Exercise objective :: Copy the records word for word, from the first line down to and including the line that contains "legend-label: EAN coverage".

--- Begin Task material ---

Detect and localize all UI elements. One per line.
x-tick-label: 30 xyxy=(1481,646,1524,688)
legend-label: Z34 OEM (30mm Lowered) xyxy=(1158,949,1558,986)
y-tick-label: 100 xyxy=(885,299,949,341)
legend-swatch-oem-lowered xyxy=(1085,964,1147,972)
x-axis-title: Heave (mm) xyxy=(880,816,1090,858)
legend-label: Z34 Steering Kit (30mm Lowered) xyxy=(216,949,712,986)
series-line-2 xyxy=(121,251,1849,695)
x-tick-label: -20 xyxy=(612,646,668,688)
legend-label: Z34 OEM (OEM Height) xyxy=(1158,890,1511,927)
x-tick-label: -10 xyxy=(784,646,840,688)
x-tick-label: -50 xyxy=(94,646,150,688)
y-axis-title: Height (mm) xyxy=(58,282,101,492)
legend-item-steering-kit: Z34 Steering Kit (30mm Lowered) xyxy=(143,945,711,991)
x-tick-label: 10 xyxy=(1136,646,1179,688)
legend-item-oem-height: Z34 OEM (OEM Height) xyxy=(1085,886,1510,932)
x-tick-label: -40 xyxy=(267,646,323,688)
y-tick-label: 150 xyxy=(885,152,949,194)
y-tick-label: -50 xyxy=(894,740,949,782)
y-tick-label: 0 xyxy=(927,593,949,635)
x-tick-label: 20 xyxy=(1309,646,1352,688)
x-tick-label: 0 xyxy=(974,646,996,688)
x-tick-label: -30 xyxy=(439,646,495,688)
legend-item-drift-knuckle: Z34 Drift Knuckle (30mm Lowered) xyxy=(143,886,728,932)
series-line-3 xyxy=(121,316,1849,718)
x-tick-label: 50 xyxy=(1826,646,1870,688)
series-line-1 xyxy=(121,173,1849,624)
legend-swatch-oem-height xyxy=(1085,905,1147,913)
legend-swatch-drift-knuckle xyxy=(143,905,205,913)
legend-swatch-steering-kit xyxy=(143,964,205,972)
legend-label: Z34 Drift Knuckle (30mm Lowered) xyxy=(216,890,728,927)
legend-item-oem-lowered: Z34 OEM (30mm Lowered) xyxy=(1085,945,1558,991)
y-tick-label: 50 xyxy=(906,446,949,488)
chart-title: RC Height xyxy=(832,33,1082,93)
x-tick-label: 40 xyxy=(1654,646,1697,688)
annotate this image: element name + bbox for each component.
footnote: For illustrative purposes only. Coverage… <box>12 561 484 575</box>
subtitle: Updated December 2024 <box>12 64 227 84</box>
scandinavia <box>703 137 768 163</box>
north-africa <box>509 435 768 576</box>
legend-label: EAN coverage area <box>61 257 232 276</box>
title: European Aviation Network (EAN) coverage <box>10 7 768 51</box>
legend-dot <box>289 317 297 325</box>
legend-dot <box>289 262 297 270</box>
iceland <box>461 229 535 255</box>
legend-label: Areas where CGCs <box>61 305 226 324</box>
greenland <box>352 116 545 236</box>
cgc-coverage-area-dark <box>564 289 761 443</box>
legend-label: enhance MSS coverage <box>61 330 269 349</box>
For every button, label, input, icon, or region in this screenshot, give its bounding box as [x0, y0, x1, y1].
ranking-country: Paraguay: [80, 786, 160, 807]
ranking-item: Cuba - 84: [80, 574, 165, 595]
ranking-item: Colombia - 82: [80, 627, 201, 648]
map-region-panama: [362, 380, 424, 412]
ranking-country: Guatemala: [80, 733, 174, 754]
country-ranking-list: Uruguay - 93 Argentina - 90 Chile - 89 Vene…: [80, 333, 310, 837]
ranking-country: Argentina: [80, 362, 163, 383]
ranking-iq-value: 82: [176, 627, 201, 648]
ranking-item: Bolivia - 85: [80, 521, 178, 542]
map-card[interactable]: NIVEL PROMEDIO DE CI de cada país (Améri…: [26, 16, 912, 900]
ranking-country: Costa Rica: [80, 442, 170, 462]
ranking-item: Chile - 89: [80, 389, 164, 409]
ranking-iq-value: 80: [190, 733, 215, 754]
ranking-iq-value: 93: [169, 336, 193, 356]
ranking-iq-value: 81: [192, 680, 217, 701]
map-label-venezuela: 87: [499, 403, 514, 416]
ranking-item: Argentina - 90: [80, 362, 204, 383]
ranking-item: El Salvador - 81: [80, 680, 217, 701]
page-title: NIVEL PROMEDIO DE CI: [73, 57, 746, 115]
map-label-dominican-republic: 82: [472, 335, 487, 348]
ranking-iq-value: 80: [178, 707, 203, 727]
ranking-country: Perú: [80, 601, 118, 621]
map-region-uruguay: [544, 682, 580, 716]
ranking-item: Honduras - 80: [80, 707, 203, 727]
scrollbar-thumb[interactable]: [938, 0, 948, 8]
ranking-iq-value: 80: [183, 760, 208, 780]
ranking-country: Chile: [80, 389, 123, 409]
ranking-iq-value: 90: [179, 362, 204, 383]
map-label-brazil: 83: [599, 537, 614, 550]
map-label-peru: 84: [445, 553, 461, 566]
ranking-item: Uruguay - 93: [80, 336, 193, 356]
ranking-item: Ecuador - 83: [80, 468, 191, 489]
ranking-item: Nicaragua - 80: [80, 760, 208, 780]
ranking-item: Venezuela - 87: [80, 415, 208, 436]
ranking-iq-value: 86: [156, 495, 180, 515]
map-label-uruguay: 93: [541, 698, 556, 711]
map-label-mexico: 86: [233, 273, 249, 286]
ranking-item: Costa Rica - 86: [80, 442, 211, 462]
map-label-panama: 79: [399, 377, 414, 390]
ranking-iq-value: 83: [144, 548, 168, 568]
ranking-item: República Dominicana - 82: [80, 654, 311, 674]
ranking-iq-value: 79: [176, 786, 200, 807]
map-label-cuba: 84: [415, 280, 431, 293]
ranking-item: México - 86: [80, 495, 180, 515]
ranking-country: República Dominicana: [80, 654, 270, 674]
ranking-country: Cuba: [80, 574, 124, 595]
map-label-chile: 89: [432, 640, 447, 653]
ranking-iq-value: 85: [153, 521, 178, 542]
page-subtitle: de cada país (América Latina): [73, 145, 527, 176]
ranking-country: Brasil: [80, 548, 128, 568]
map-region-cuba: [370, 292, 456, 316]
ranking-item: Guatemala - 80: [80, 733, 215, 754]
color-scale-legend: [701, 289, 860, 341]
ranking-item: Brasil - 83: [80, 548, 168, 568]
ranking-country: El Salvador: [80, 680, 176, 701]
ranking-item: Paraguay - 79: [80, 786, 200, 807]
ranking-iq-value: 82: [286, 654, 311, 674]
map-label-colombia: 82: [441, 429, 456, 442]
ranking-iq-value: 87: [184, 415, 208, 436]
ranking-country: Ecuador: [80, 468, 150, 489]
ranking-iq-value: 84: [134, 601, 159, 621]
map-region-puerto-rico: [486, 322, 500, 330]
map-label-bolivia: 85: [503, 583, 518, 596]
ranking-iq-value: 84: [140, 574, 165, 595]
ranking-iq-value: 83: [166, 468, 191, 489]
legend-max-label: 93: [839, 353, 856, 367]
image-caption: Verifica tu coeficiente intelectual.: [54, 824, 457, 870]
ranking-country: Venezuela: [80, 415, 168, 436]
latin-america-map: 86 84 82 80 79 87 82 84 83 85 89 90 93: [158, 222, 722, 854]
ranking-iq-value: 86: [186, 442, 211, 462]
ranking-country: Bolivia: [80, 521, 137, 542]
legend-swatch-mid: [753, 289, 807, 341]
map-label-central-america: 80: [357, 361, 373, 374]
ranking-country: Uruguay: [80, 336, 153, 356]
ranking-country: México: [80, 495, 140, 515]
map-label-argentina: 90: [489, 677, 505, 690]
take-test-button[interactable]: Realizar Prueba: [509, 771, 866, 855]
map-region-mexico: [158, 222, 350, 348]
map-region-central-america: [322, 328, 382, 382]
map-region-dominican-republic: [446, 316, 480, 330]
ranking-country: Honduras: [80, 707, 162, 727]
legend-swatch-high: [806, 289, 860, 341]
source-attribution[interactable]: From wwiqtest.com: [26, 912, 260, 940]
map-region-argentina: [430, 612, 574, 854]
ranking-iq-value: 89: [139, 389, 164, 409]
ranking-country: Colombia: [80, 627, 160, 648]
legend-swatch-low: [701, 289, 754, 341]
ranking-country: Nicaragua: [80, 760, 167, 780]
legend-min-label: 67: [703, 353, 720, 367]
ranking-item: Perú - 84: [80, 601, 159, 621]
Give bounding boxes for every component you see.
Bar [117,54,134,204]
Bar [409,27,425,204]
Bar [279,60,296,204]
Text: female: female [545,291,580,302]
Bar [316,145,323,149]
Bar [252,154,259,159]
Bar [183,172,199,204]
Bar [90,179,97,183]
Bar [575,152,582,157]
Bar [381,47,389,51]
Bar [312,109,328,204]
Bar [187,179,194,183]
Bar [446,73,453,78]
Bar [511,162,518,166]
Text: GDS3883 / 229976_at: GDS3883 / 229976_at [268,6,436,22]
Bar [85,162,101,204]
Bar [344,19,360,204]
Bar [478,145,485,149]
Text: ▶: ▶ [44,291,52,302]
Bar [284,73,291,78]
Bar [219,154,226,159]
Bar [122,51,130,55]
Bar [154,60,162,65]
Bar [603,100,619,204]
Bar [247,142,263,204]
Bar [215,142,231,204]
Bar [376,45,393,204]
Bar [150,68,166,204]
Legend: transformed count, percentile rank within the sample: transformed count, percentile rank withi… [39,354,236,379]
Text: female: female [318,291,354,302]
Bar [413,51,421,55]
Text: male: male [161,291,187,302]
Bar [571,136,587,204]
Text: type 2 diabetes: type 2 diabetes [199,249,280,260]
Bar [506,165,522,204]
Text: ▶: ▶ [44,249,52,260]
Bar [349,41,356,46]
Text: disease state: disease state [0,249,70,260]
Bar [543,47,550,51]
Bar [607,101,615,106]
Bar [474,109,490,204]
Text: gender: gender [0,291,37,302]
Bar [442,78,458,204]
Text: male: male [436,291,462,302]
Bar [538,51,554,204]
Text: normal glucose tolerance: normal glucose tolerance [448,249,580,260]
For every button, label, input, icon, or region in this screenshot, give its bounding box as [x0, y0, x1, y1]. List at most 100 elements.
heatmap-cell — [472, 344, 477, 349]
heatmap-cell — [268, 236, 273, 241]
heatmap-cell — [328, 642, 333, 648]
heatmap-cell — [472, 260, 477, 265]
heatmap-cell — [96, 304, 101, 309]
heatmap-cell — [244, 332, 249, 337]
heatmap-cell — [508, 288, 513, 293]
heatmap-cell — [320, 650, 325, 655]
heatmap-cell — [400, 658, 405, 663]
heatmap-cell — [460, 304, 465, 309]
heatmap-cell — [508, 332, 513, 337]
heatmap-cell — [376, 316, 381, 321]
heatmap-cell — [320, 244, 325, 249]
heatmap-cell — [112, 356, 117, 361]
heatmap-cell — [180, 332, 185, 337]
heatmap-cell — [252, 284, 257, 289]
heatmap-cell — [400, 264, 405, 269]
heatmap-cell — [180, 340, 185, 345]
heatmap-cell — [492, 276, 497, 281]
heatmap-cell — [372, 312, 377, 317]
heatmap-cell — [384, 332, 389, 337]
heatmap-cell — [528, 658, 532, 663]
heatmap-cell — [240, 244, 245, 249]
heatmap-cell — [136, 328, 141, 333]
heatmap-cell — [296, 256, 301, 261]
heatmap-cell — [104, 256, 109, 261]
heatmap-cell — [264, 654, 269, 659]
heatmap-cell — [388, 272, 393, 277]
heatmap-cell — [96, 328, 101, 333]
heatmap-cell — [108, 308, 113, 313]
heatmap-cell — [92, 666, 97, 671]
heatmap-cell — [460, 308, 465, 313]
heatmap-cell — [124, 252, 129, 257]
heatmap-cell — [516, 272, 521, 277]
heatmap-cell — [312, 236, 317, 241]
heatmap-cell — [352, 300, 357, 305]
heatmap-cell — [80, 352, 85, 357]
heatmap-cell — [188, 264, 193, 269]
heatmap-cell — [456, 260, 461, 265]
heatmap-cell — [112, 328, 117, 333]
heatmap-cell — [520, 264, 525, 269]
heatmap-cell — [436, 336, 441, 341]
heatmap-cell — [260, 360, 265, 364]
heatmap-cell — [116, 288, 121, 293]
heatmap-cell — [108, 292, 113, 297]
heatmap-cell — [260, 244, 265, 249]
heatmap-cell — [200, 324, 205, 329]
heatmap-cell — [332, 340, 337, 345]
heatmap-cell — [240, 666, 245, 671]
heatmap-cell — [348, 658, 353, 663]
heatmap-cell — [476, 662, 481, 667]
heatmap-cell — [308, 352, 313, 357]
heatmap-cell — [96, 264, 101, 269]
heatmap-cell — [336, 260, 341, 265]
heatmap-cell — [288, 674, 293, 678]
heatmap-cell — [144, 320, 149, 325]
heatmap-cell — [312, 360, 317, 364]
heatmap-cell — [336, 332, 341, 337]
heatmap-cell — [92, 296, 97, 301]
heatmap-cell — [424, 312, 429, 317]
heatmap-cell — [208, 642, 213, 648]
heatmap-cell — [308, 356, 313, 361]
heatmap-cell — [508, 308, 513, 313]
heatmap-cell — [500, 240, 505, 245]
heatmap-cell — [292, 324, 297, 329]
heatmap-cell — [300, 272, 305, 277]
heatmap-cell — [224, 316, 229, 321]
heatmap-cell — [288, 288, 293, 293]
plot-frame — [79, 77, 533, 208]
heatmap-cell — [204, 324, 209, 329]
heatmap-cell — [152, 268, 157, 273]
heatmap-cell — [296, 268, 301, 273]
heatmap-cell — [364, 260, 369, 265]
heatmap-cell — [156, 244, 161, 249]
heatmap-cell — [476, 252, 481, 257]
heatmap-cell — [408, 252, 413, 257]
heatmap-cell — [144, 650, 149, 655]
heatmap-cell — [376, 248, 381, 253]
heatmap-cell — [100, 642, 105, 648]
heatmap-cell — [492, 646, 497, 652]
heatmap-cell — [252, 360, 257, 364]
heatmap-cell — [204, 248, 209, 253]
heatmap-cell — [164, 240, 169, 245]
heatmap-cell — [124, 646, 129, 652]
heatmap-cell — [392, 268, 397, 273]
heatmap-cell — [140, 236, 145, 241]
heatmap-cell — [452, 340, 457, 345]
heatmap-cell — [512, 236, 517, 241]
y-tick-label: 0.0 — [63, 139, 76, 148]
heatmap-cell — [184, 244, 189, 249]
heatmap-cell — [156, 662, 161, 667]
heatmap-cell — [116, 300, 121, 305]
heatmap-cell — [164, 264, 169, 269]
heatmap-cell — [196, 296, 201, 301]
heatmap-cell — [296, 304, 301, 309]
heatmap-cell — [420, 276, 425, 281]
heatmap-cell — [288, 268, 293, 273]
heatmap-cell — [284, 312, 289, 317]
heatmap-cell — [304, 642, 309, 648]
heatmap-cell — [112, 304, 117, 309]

--- End Task material ---

Task solution ::
Detect and localize all UI elements. One per line.
x-tick-label: 30 xyxy=(1481,646,1524,688)
legend-label: Z34 OEM (30mm Lowered) xyxy=(1158,949,1558,986)
y-tick-label: 100 xyxy=(885,299,949,341)
legend-swatch-oem-lowered xyxy=(1085,964,1147,972)
x-axis-title: Heave (mm) xyxy=(880,816,1090,858)
legend-label: Z34 Steering Kit (30mm Lowered) xyxy=(216,949,712,986)
series-line-2 xyxy=(121,251,1849,695)
x-tick-label: -20 xyxy=(612,646,668,688)
legend-label: Z34 OEM (OEM Height) xyxy=(1158,890,1511,927)
x-tick-label: -10 xyxy=(784,646,840,688)
x-tick-label: -50 xyxy=(94,646,150,688)
y-axis-title: Height (mm) xyxy=(58,282,101,492)
legend-item-steering-kit: Z34 Steering Kit (30mm Lowered) xyxy=(143,945,711,991)
x-tick-label: 10 xyxy=(1136,646,1179,688)
legend-item-oem-height: Z34 OEM (OEM Height) xyxy=(1085,886,1510,932)
x-tick-label: -40 xyxy=(267,646,323,688)
y-tick-label: 150 xyxy=(885,152,949,194)
y-tick-label: -50 xyxy=(894,740,949,782)
y-tick-label: 0 xyxy=(927,593,949,635)
x-tick-label: 20 xyxy=(1309,646,1352,688)
x-tick-label: 0 xyxy=(974,646,996,688)
x-tick-label: -30 xyxy=(439,646,495,688)
legend-item-drift-knuckle: Z34 Drift Knuckle (30mm Lowered) xyxy=(143,886,728,932)
series-line-3 xyxy=(121,316,1849,718)
x-tick-label: 50 xyxy=(1826,646,1870,688)
series-line-1 xyxy=(121,173,1849,624)
legend-swatch-oem-height xyxy=(1085,905,1147,913)
legend-swatch-drift-knuckle xyxy=(143,905,205,913)
legend-swatch-steering-kit xyxy=(143,964,205,972)
legend-label: Z34 Drift Knuckle (30mm Lowered) xyxy=(216,890,728,927)
legend-item-oem-lowered: Z34 OEM (30mm Lowered) xyxy=(1085,945,1558,991)
y-tick-label: 50 xyxy=(906,446,949,488)
chart-title: RC Height xyxy=(832,33,1082,93)
x-tick-label: 40 xyxy=(1654,646,1697,688)
annotate this image: element name + bbox for each component.
footnote: For illustrative purposes only. Coverage… <box>12 561 484 575</box>
subtitle: Updated December 2024 <box>12 64 227 84</box>
scandinavia <box>703 137 768 163</box>
north-africa <box>509 435 768 576</box>
legend-label: EAN coverage area <box>61 257 232 276</box>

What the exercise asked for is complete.